* [EXCERPTED TEXT]
'''

Reputation: 179
How can I convert the following sample code to a pandas_udf:
def calculate_courses_final_df(this_row):
some code that applies to each row of the data
df_contracts_courses.apply(lambda x: calculate_courses_final_df(x), axis=1)
df_contracts_courses is a pandas dataframe (not grouped) and the function applies to each row of the pandas dataframe and generates an output. Ideally, I will have df_contracts_courses as a spark dataframe and apply the pandas_udf function to it directly.
I tried writing adding a monotonically increasing ID to the spark dataframe and grouping by that ID and applying a panadas udf to the grouped by dataframe. it works but it is really slow compared to the pandas function. Is there a more efficient way?
here is what I tried:
from pyspark.sql.functions import monotonically_increasing_id
schema = StructType([StructField('WD_Customer_ID', StringType(), True),
StructField('Avg_Num_Training', DoubleType(), True)])
@pandas_udf(schema, PandasUDFType.GROUPED_MAP)
def calculate_courses_final_df(this_row):
some code
df_contracts_courses = df_contracts_courses.withColumn("id", monotonically_increasing_id())
df_xu_final_rows_list = df_contracts_courses.limit(100).groupby('id').apply(calculate_courses_final_df)
It works but it is slower than pandas on a relatively large dataset.
Upvotes: 1
Views: 972
Reputation: 24458
Using this input dataframe...
from pyspark.sql import types as T, functions as F
import pandas as pd
df_contracts_courses = spark.createDataFrame(
[('a', 2.2),
('b', 7.7)],
['WD_Customer_ID', 'Avg_Num_Training'])
the following pandas_udf
takes 1 input column and returns 1 output column:
@F.pandas_udf(T.DoubleType())
def calculate_courses_final_df(this_row: pd.Series) -> pd.Series:
return this_row + 1
df_xu_final_rows_list = df_contracts_courses.select(
'WD_Customer_ID',
calculate_courses_final_df('Avg_Num_Training').alias('final')
)
df_xu_final_rows_list.show()
# +--------------+-----+
# |WD_Customer_ID|final|
# +--------------+-----+
# | a| 3.2|
# | b| 8.7|
# +--------------+-----+
Upvotes: 1

'''

* [PROVIDED RECORDS]

'''

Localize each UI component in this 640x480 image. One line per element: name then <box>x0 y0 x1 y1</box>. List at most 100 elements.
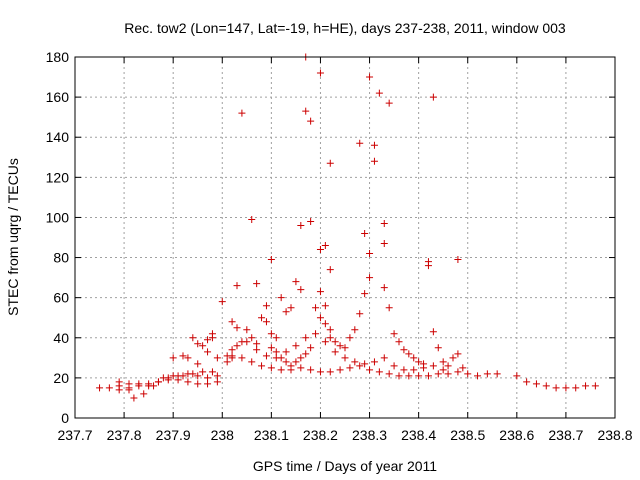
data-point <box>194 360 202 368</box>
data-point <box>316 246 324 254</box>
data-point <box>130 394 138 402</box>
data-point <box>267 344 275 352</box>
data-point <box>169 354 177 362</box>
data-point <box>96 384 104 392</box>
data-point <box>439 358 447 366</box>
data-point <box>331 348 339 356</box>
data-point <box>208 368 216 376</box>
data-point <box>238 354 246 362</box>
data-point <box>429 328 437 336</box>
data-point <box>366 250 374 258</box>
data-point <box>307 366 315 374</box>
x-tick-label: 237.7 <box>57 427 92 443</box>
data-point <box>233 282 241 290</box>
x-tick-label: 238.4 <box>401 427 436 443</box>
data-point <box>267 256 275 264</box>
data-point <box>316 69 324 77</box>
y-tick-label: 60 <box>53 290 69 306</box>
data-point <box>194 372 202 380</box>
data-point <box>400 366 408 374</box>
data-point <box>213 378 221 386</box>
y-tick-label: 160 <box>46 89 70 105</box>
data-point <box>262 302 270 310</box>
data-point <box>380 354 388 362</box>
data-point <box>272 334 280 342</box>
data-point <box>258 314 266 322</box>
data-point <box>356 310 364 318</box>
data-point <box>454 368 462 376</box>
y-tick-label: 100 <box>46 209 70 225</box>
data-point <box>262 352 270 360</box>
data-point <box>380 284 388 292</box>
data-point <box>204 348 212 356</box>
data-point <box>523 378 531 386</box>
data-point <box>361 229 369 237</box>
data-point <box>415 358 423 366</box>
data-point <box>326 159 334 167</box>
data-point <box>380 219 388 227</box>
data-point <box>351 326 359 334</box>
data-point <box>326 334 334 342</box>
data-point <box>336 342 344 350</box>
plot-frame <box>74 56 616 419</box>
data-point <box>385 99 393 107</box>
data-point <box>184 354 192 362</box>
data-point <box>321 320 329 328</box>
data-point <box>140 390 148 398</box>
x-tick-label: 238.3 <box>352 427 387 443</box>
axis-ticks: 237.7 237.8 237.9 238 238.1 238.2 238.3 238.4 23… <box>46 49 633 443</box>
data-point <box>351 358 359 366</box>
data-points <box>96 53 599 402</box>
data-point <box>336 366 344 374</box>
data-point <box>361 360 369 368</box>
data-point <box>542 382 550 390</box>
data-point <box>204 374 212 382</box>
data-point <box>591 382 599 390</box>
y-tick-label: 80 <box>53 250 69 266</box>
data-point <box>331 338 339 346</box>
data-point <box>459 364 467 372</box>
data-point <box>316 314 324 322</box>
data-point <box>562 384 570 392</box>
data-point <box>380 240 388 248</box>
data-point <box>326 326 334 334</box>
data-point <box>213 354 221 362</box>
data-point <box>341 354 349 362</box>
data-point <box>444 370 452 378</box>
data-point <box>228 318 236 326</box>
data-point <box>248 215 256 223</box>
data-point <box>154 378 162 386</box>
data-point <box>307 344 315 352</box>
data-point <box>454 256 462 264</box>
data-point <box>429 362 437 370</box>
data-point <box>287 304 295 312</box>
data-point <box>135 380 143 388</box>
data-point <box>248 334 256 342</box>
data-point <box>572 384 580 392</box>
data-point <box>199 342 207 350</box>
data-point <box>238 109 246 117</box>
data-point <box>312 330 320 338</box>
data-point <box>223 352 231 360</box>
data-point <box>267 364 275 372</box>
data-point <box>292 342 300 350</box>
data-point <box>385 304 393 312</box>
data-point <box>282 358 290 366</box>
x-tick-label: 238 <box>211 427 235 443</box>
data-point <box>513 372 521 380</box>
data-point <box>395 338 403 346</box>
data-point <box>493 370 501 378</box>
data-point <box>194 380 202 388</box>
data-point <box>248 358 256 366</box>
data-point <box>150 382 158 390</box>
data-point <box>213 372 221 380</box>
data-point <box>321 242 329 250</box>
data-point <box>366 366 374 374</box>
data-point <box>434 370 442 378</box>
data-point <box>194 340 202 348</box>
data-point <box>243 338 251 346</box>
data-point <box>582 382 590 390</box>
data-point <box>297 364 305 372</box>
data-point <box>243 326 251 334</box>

'''
'''

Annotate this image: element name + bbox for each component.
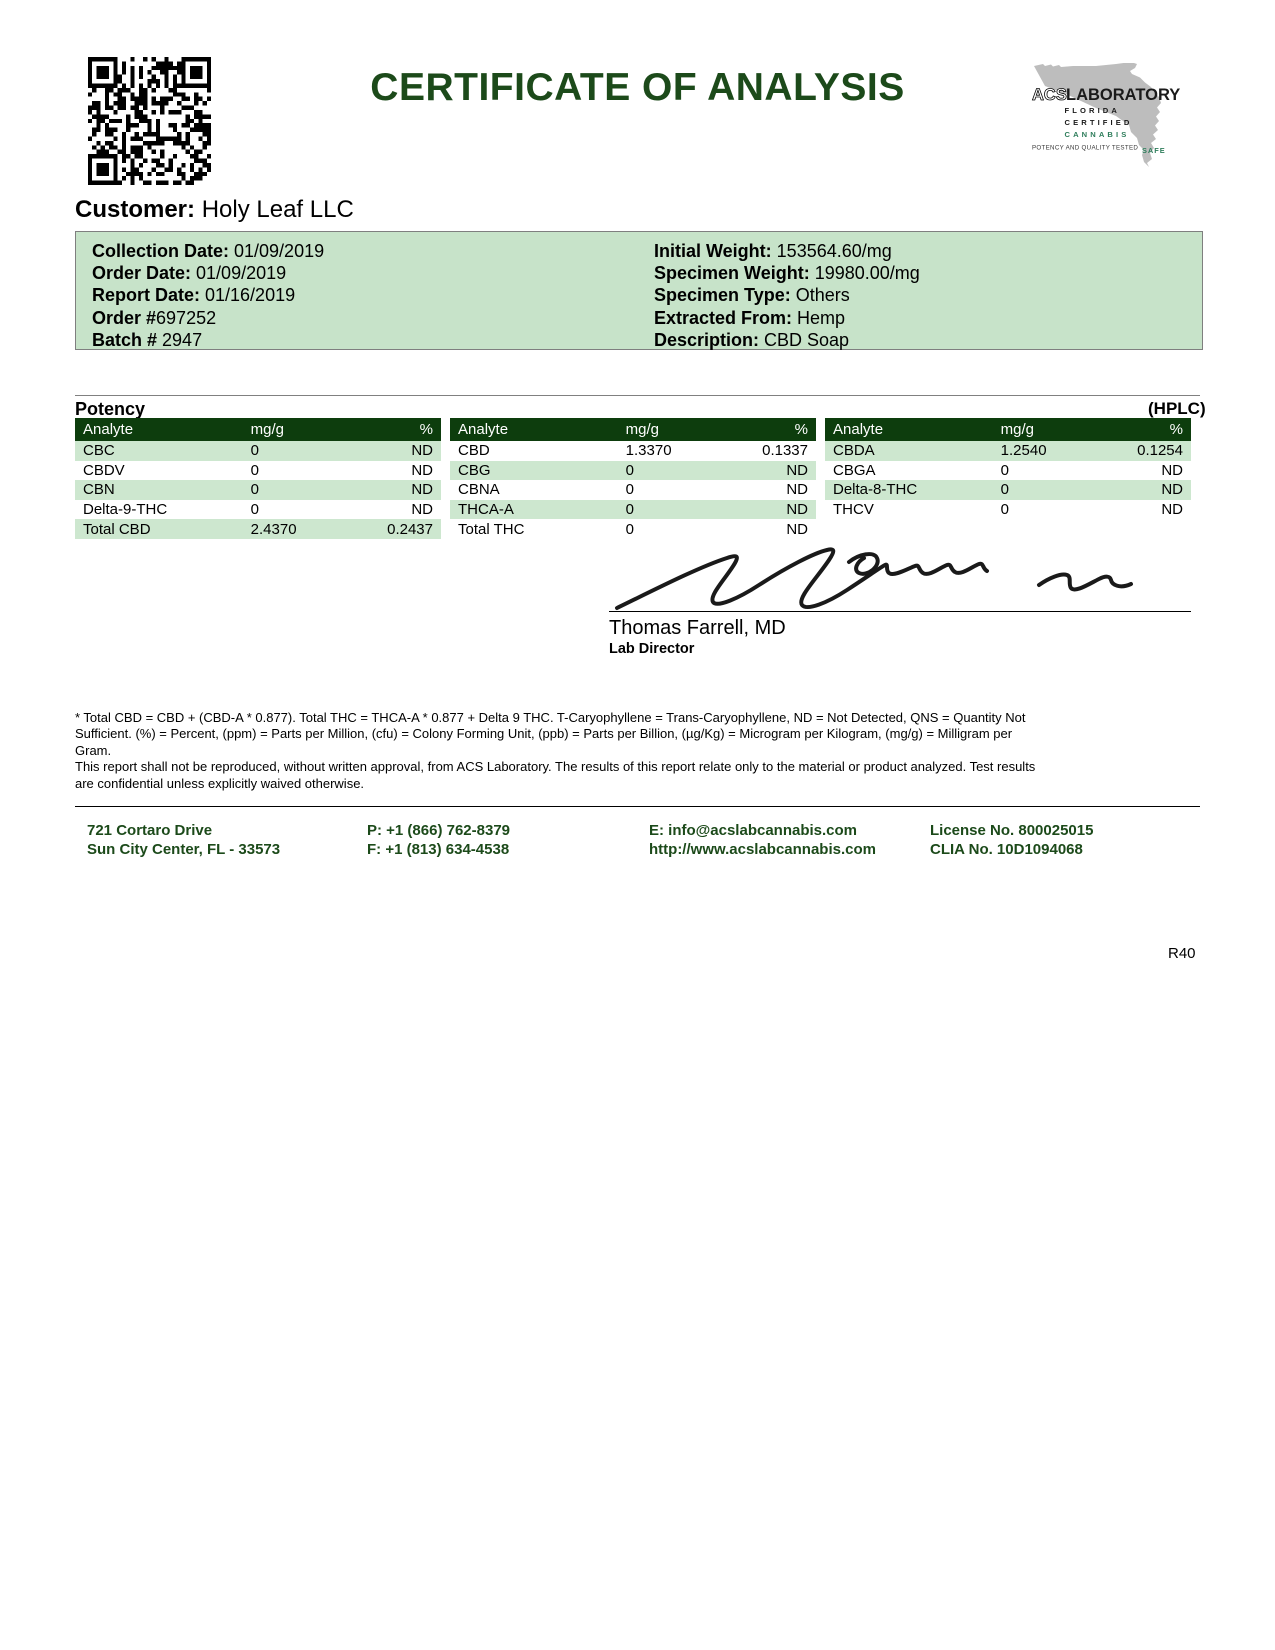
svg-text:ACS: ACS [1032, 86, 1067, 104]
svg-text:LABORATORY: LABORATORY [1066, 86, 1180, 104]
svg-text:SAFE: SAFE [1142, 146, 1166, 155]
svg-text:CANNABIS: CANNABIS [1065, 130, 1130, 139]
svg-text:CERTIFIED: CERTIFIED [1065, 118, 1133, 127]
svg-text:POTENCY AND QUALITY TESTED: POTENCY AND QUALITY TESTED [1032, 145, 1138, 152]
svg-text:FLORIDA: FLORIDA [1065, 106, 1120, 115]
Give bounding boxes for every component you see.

'''
'''

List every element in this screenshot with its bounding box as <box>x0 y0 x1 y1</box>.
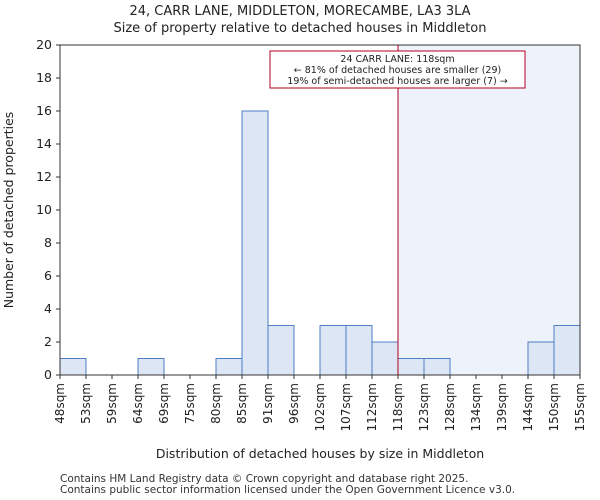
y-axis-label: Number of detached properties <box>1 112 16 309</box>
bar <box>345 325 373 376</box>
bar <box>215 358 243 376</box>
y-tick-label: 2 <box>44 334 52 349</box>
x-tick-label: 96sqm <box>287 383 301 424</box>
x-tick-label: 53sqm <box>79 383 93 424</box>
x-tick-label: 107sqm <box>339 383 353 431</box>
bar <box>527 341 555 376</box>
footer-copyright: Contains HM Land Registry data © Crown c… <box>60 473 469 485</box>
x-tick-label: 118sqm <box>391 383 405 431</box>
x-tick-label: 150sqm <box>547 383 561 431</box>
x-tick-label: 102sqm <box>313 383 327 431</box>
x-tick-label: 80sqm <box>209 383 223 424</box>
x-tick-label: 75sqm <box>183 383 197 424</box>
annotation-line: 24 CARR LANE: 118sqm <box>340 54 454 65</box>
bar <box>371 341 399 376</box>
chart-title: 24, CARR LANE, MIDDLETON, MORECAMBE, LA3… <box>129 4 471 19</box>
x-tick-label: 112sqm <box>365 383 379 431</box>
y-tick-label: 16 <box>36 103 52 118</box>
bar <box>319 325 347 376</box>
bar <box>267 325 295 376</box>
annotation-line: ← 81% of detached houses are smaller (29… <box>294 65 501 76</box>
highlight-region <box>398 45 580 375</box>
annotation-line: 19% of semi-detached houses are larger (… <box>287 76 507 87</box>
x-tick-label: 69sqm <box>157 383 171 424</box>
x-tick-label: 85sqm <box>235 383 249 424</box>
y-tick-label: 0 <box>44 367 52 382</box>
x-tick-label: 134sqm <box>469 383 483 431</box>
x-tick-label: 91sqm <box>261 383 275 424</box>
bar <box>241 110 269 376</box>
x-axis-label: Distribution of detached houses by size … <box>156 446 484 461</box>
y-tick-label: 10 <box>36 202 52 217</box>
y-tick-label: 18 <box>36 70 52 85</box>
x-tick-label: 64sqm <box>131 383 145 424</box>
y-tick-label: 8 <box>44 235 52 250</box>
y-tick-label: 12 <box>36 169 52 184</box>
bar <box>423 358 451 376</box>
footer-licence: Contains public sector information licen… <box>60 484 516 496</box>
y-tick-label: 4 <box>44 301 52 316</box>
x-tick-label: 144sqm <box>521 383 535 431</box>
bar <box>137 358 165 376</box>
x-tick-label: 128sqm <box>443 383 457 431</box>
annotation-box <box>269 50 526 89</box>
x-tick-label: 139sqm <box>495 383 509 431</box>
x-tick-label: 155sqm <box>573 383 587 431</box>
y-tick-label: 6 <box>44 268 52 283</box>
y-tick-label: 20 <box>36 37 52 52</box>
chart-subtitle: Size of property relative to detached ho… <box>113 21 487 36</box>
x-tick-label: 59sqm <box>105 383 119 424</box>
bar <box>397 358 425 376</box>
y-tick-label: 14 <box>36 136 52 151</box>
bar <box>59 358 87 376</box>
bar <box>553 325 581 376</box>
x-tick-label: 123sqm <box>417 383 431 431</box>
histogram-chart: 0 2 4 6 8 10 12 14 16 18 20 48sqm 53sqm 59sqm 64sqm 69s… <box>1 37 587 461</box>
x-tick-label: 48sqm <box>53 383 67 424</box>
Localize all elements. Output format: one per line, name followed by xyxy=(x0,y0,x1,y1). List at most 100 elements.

'''

* [EXERCISE PROMPT] Reproduce word for word the part of the pandas_udf forum thread above starting at "from pyspark.sql import" and ending at "['WD_Customer_ID', 'Avg_Num_Training'])".

* [THE COMPLETED TASK]
from pyspark.sql import types as T, functions as F
import pandas as pd
df_contracts_courses = spark.createDataFrame(
[('a', 2.2),
('b', 7.7)],
['WD_Customer_ID', 'Avg_Num_Training'])